Task brief: Output every line exactly as written. Leave out pictures.

Given records:
+ + + + + + +
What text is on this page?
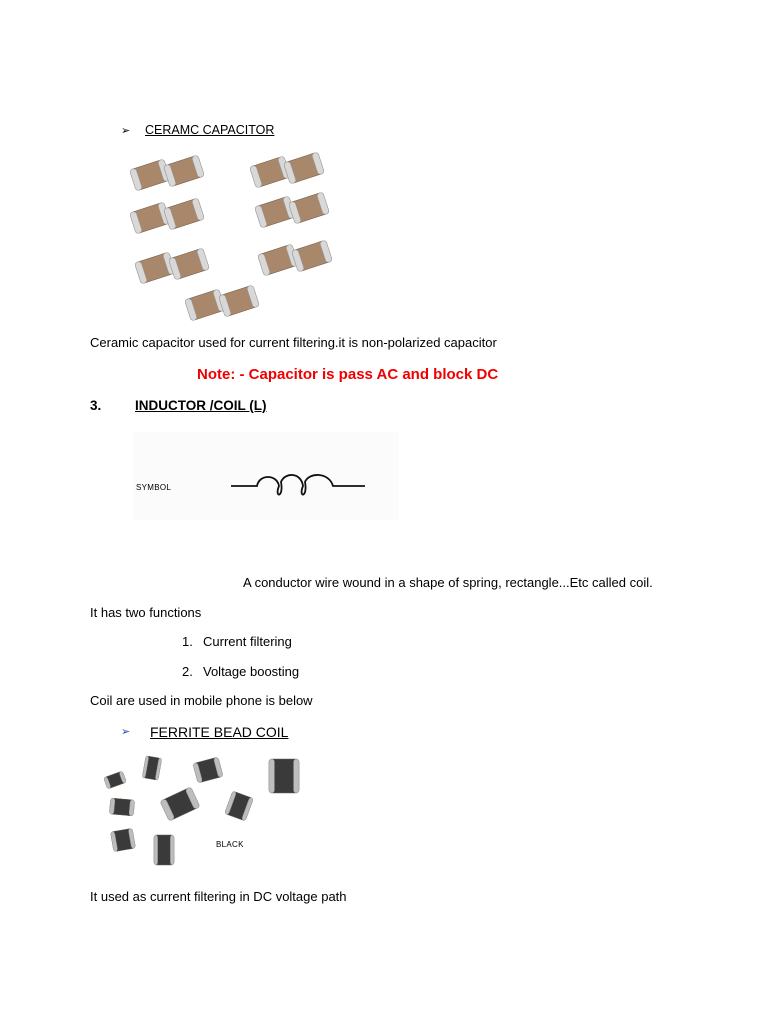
➢ CERAMC CAPACITOR
Ceramic capacitor used for current filtering.it is non-polarized capacitor
Note: - Capacitor is pass AC and block DC
3. INDUCTOR /COIL (L)
SYMBOL
A conductor wire wound in a shape of spring, rectangle...Etc called coil.
It has two functions
1. Current filtering
2. Voltage boosting
Coil are used in mobile phone is below
➢ FERRITE BEAD COIL
BLACK
It used as current filtering in DC voltage path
+ + + + + + +
Problem solution:
What text is on this page?
➢ CERAMC CAPACITOR
Ceramic capacitor used for current filtering.it is non-polarized capacitor
Note: - Capacitor is pass AC and block DC
3. INDUCTOR /COIL (L)
SYMBOL
A conductor wire wound in a shape of spring, rectangle...Etc called coil.
It has two functions
1. Current filtering
2. Voltage boosting
Coil are used in mobile phone is below
➢ FERRITE BEAD COIL
BLACK
It used as current filtering in DC voltage path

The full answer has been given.